-- Start of Records for the exercise --
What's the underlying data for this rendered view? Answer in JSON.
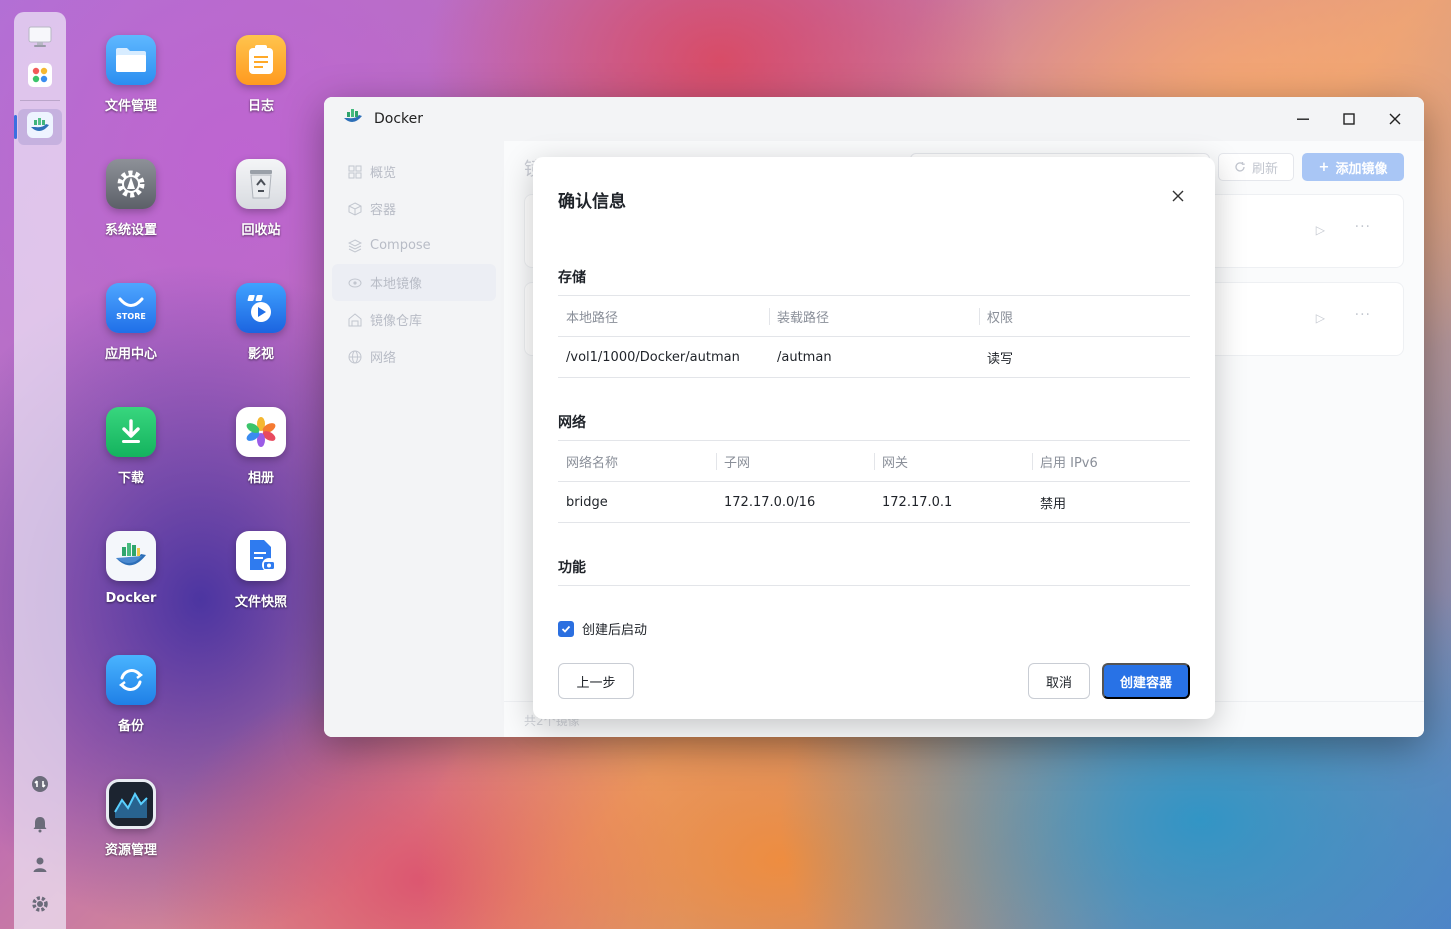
{
  "desktop": {
    "icons": [
      {
        "label": "文件管理",
        "icon": "folder-icon"
      },
      {
        "label": "日志",
        "icon": "notepad-icon"
      },
      {
        "label": "系统设置",
        "icon": "settings-gear-icon"
      },
      {
        "label": "回收站",
        "icon": "recycle-bin-icon"
      },
      {
        "label": "应用中心",
        "icon": "store-icon",
        "tile_text": "STORE"
      },
      {
        "label": "影视",
        "icon": "video-player-icon"
      },
      {
        "label": "下载",
        "icon": "download-icon"
      },
      {
        "label": "相册",
        "icon": "photos-icon"
      },
      {
        "label": "Docker",
        "icon": "docker-whale-icon"
      },
      {
        "label": "文件快照",
        "icon": "file-snapshot-icon"
      },
      {
        "label": "备份",
        "icon": "backup-icon"
      },
      {
        "label": "资源管理",
        "icon": "resource-monitor-icon"
      }
    ]
  },
  "dock": {
    "top": [
      "monitor-icon",
      "apps-grid-icon"
    ],
    "running": [
      "docker-whale-icon"
    ],
    "bottom": [
      "sync-icon",
      "bell-icon",
      "user-icon",
      "gear-icon"
    ]
  },
  "window": {
    "title": "Docker",
    "sidebar": [
      {
        "label": "概览",
        "icon": "overview-grid-icon"
      },
      {
        "label": "容器",
        "icon": "cube-icon"
      },
      {
        "label": "Compose",
        "icon": "layers-icon"
      },
      {
        "label": "本地镜像",
        "icon": "disk-icon",
        "active": true
      },
      {
        "label": "镜像仓库",
        "icon": "warehouse-icon"
      },
      {
        "label": "网络",
        "icon": "globe-icon"
      }
    ],
    "main": {
      "heading_partial": "镜",
      "refresh_label": "刷新",
      "add_image_label": "添加镜像",
      "footer_partial": "共2个镜像"
    }
  },
  "modal": {
    "title": "确认信息",
    "storage": {
      "title": "存储",
      "headers": [
        "本地路径",
        "装载路径",
        "权限"
      ],
      "rows": [
        [
          "/vol1/1000/Docker/autman",
          "/autman",
          "读写"
        ]
      ]
    },
    "network": {
      "title": "网络",
      "headers": [
        "网络名称",
        "子网",
        "网关",
        "启用 IPv6"
      ],
      "rows": [
        [
          "bridge",
          "172.17.0.0/16",
          "172.17.0.1",
          "禁用"
        ]
      ]
    },
    "features": {
      "title": "功能"
    },
    "start_after_create": {
      "label": "创建后启动",
      "checked": true
    },
    "buttons": {
      "prev": "上一步",
      "cancel": "取消",
      "create": "创建容器"
    }
  }
}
-- End of Records for the exercise --
Exercise brief: Scan the material above. Copy each line that holds the word "monitor".

Solution for this task:
        "icon": "resource-monitor-icon"
      "monitor-icon",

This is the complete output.